→ REQUIREMENT:
Copy the material below line for line without altering anything.

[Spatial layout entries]
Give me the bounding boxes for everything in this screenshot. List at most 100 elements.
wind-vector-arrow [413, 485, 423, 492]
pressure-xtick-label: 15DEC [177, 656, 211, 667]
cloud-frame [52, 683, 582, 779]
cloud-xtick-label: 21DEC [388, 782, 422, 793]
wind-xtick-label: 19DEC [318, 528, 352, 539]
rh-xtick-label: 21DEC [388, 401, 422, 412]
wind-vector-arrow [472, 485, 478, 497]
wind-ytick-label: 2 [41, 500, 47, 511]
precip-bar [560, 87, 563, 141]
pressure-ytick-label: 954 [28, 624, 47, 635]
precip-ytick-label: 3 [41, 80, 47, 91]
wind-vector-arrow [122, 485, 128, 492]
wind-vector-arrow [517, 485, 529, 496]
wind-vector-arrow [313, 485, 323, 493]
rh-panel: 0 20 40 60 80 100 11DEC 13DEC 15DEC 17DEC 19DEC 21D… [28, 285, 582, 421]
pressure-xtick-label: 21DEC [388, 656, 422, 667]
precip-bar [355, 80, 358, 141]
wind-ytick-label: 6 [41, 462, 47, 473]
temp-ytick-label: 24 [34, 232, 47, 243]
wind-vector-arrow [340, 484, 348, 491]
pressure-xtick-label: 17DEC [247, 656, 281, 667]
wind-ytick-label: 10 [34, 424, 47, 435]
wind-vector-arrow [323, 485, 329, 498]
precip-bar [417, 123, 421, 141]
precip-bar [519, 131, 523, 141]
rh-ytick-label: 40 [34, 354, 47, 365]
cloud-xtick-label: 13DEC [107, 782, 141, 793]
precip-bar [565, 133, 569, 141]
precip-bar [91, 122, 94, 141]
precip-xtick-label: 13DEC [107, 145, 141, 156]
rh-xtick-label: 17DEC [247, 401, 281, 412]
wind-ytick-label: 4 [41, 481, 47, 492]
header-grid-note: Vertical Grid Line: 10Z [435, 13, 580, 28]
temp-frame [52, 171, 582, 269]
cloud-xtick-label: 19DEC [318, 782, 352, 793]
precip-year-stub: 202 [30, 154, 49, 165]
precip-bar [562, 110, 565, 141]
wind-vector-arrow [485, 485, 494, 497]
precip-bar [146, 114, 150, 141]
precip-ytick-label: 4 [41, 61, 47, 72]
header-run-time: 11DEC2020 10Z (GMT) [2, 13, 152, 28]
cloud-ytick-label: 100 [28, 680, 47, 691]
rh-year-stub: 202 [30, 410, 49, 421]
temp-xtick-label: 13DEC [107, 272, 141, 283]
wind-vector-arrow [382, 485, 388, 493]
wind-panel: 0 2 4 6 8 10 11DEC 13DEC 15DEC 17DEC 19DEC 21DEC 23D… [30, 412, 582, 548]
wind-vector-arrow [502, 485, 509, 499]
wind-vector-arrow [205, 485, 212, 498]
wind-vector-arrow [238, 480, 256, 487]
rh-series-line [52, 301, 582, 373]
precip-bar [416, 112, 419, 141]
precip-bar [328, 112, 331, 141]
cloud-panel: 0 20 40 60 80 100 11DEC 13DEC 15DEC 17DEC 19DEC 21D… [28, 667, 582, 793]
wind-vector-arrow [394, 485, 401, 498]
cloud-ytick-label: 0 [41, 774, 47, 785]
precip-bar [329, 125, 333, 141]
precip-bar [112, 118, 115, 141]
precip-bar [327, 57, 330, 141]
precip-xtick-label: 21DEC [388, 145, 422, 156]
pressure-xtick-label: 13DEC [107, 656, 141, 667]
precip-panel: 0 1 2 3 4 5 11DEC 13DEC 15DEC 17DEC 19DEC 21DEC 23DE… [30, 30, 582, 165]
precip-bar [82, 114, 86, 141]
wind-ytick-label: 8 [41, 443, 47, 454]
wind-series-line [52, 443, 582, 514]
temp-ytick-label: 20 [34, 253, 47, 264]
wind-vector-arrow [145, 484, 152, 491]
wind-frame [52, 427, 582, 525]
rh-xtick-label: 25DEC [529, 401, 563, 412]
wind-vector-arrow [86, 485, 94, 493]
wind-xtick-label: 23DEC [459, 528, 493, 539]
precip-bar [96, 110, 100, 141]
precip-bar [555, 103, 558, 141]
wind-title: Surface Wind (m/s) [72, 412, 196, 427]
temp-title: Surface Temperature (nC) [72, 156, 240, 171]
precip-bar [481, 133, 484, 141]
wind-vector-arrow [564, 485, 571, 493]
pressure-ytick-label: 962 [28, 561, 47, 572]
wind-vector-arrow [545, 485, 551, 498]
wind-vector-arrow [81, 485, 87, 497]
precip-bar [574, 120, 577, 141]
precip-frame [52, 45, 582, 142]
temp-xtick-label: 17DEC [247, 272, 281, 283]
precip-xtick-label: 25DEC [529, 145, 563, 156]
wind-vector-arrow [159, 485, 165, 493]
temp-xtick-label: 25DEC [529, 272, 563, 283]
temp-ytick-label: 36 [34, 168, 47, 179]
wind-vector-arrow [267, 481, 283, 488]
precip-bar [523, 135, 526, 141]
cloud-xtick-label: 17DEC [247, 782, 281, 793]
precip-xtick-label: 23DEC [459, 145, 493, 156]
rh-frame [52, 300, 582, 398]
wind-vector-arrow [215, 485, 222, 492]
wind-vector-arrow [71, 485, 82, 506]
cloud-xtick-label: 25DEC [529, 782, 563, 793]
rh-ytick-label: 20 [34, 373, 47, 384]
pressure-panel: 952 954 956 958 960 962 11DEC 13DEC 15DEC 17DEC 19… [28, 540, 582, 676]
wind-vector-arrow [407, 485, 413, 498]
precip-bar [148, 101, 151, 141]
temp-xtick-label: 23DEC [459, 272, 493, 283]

→ SOLUTION TO THE EXERCISE:
Give me the bounding boxes for everything in this screenshot. List at most 100 elements.
wind-vector-arrow [413, 485, 423, 492]
pressure-xtick-label: 15DEC [177, 656, 211, 667]
cloud-frame [52, 683, 582, 779]
cloud-xtick-label: 21DEC [388, 782, 422, 793]
wind-xtick-label: 19DEC [318, 528, 352, 539]
rh-xtick-label: 21DEC [388, 401, 422, 412]
wind-vector-arrow [472, 485, 478, 497]
wind-ytick-label: 2 [41, 500, 47, 511]
precip-bar [560, 87, 563, 141]
pressure-ytick-label: 954 [28, 624, 47, 635]
precip-ytick-label: 3 [41, 80, 47, 91]
wind-vector-arrow [122, 485, 128, 492]
wind-vector-arrow [517, 485, 529, 496]
wind-vector-arrow [313, 485, 323, 493]
rh-panel: 0 20 40 60 80 100 11DEC 13DEC 15DEC 17DEC 19DEC 21D… [28, 285, 582, 421]
pressure-xtick-label: 21DEC [388, 656, 422, 667]
precip-bar [355, 80, 358, 141]
wind-ytick-label: 6 [41, 462, 47, 473]
temp-ytick-label: 24 [34, 232, 47, 243]
wind-vector-arrow [340, 484, 348, 491]
pressure-xtick-label: 17DEC [247, 656, 281, 667]
wind-ytick-label: 10 [34, 424, 47, 435]
wind-vector-arrow [323, 485, 329, 498]
precip-bar [417, 123, 421, 141]
precip-bar [519, 131, 523, 141]
rh-ytick-label: 40 [34, 354, 47, 365]
cloud-xtick-label: 13DEC [107, 782, 141, 793]
precip-bar [565, 133, 569, 141]
precip-bar [91, 122, 94, 141]
precip-xtick-label: 13DEC [107, 145, 141, 156]
rh-xtick-label: 17DEC [247, 401, 281, 412]
wind-ytick-label: 4 [41, 481, 47, 492]
header-grid-note: Vertical Grid Line: 10Z [435, 13, 580, 28]
temp-frame [52, 171, 582, 269]
cloud-xtick-label: 19DEC [318, 782, 352, 793]
precip-year-stub: 202 [30, 154, 49, 165]
precip-bar [562, 110, 565, 141]
wind-vector-arrow [485, 485, 494, 497]
precip-bar [146, 114, 150, 141]
precip-ytick-label: 4 [41, 61, 47, 72]
header-run-time: 11DEC2020 10Z (GMT) [2, 13, 152, 28]
cloud-ytick-label: 100 [28, 680, 47, 691]
rh-year-stub: 202 [30, 410, 49, 421]
temp-xtick-label: 13DEC [107, 272, 141, 283]
wind-vector-arrow [382, 485, 388, 493]
wind-panel: 0 2 4 6 8 10 11DEC 13DEC 15DEC 17DEC 19DEC 21DEC 23D… [30, 412, 582, 548]
wind-vector-arrow [502, 485, 509, 499]
wind-vector-arrow [205, 485, 212, 498]
wind-vector-arrow [238, 480, 256, 487]
rh-series-line [52, 301, 582, 373]
precip-bar [416, 112, 419, 141]
precip-bar [328, 112, 331, 141]
cloud-panel: 0 20 40 60 80 100 11DEC 13DEC 15DEC 17DEC 19DEC 21D… [28, 667, 582, 793]
wind-vector-arrow [394, 485, 401, 498]
cloud-ytick-label: 0 [41, 774, 47, 785]
precip-bar [329, 125, 333, 141]
precip-bar [112, 118, 115, 141]
precip-bar [327, 57, 330, 141]
precip-xtick-label: 21DEC [388, 145, 422, 156]
pressure-xtick-label: 13DEC [107, 656, 141, 667]
precip-panel: 0 1 2 3 4 5 11DEC 13DEC 15DEC 17DEC 19DEC 21DEC 23DE… [30, 30, 582, 165]
precip-bar [82, 114, 86, 141]
wind-ytick-label: 8 [41, 443, 47, 454]
wind-series-line [52, 443, 582, 514]
temp-ytick-label: 20 [34, 253, 47, 264]
wind-vector-arrow [145, 484, 152, 491]
wind-frame [52, 427, 582, 525]
rh-xtick-label: 25DEC [529, 401, 563, 412]
wind-vector-arrow [86, 485, 94, 493]
wind-xtick-label: 23DEC [459, 528, 493, 539]
precip-bar [96, 110, 100, 141]
precip-bar [555, 103, 558, 141]
wind-title: Surface Wind (m/s) [72, 412, 196, 427]
temp-title: Surface Temperature (nC) [72, 156, 240, 171]
precip-bar [481, 133, 484, 141]
wind-vector-arrow [564, 485, 571, 493]
pressure-ytick-label: 962 [28, 561, 47, 572]
wind-vector-arrow [545, 485, 551, 498]
wind-vector-arrow [81, 485, 87, 497]
precip-bar [574, 120, 577, 141]
precip-frame [52, 45, 582, 142]
temp-xtick-label: 17DEC [247, 272, 281, 283]
precip-xtick-label: 25DEC [529, 145, 563, 156]
wind-vector-arrow [159, 485, 165, 493]
temp-xtick-label: 25DEC [529, 272, 563, 283]
temp-ytick-label: 36 [34, 168, 47, 179]
wind-vector-arrow [267, 481, 283, 488]
precip-bar [523, 135, 526, 141]
cloud-xtick-label: 17DEC [247, 782, 281, 793]
precip-xtick-label: 23DEC [459, 145, 493, 156]
rh-frame [52, 300, 582, 398]
wind-vector-arrow [215, 485, 222, 492]
wind-vector-arrow [71, 485, 82, 506]
cloud-xtick-label: 25DEC [529, 782, 563, 793]
rh-ytick-label: 20 [34, 373, 47, 384]
pressure-panel: 952 954 956 958 960 962 11DEC 13DEC 15DEC 17DEC 19… [28, 540, 582, 676]
wind-vector-arrow [407, 485, 413, 498]
precip-bar [148, 101, 151, 141]
temp-xtick-label: 23DEC [459, 272, 493, 283]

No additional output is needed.